Stated exercise:
Lay out the records as a numbered list, from the first line up to and including the line with "cloud: title 03: professional", and leave out any blank lines.

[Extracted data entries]
___

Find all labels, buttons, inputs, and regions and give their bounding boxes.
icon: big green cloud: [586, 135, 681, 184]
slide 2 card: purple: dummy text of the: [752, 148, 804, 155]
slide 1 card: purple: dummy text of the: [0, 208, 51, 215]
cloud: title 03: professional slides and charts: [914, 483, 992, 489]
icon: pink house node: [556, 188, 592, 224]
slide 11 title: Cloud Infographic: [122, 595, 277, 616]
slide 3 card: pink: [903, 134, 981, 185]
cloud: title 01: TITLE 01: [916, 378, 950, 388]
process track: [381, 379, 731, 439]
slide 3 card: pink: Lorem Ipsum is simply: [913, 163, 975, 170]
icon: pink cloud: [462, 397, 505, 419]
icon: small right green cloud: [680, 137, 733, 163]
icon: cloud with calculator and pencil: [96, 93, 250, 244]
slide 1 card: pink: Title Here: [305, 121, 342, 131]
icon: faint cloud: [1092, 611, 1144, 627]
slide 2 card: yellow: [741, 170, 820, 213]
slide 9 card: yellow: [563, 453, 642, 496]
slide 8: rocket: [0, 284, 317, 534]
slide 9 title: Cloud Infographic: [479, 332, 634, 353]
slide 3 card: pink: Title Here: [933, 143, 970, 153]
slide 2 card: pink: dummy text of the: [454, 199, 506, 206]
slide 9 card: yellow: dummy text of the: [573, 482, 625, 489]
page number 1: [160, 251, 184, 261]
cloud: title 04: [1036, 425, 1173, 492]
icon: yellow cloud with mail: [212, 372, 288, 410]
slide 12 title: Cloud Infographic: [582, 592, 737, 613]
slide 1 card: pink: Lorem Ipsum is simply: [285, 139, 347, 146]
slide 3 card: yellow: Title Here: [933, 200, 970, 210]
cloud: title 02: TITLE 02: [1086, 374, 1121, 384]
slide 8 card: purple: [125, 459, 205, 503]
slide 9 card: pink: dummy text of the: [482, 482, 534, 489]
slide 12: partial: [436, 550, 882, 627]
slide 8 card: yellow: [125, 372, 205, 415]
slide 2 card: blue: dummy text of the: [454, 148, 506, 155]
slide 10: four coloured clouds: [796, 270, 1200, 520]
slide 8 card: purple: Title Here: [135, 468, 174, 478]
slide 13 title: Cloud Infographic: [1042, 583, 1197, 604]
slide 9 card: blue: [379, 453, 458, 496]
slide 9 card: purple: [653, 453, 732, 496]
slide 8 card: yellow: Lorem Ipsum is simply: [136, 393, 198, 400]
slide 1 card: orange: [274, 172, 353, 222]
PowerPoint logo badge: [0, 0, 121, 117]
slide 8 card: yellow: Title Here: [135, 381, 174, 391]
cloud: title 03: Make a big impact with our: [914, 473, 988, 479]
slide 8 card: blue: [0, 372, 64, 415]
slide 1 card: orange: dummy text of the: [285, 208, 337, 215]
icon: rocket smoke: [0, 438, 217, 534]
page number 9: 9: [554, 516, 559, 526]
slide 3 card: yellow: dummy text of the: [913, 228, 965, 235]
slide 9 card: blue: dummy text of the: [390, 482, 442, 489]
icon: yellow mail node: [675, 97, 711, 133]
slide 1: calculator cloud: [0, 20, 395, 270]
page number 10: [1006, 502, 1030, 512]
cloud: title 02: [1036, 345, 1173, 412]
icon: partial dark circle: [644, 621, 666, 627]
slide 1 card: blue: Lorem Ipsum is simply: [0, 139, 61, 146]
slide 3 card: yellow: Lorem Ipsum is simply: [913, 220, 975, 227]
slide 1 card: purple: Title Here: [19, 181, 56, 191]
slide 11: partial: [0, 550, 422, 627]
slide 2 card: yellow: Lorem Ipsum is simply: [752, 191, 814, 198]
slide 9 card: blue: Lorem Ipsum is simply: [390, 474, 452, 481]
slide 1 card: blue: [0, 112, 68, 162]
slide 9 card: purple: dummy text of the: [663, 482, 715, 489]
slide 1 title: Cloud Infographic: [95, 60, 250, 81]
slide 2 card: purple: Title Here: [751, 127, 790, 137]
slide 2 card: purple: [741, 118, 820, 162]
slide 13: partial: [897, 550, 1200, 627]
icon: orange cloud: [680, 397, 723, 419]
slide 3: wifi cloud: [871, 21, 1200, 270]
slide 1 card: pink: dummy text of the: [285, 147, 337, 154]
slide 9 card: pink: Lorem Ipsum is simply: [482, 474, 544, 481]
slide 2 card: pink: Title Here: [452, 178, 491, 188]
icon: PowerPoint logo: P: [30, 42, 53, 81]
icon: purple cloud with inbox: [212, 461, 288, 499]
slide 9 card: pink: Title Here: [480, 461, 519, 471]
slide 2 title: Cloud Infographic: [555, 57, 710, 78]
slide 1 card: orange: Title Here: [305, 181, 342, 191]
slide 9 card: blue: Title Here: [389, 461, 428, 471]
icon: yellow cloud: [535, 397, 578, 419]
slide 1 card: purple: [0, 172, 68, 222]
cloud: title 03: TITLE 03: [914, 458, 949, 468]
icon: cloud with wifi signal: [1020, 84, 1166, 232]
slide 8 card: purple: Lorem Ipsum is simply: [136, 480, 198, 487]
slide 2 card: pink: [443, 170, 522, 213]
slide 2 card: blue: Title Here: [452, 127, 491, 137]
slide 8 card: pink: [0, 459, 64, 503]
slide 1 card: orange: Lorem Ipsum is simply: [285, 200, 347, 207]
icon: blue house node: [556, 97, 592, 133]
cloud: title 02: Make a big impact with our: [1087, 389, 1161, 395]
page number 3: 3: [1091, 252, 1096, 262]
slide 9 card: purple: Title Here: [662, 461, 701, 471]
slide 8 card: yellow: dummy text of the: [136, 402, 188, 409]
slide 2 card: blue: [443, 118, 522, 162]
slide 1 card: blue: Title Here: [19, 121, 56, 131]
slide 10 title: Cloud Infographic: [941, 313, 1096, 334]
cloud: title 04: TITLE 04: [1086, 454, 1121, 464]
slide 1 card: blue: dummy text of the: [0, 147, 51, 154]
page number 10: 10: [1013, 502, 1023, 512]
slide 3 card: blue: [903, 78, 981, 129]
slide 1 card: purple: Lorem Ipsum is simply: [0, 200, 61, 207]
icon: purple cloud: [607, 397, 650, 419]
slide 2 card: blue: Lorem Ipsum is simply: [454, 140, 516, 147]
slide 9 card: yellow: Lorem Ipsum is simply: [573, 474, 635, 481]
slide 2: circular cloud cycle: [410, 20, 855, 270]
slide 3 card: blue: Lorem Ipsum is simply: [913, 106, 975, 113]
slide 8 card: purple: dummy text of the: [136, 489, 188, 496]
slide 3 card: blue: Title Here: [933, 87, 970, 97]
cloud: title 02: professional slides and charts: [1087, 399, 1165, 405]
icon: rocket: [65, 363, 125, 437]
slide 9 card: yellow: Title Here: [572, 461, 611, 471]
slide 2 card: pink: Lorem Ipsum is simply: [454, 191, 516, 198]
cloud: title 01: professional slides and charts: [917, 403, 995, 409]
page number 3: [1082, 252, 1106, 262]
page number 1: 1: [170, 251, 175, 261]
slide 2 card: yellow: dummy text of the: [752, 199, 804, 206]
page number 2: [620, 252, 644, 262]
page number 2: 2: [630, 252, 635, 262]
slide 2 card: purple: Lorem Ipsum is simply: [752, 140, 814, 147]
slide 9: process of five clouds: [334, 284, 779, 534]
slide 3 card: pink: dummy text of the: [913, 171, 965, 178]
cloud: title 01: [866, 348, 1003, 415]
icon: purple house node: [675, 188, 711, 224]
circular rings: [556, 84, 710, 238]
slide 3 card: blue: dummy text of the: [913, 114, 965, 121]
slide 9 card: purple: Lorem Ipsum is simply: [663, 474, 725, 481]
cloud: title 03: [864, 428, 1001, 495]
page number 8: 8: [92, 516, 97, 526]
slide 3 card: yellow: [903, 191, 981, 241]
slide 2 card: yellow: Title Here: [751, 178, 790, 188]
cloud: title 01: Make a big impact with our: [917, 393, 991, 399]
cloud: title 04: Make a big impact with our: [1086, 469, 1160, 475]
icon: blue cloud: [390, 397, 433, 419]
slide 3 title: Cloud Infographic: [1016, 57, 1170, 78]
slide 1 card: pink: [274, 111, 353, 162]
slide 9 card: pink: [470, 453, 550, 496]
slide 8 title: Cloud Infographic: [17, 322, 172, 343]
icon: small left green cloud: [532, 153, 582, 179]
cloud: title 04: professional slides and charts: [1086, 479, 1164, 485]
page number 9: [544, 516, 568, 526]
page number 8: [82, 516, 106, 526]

___

Correct answer:
1. Find all labels, buttons, inputs, and regions and give their bounding boxes.
2. icon: big green cloud: [586, 135, 681, 184]
3. slide 2 card: purple: dummy text of the: [752, 148, 804, 155]
4. slide 1 card: purple: dummy text of the: [0, 208, 51, 215]
5. cloud: title 03: professional slides and charts: [914, 483, 992, 489]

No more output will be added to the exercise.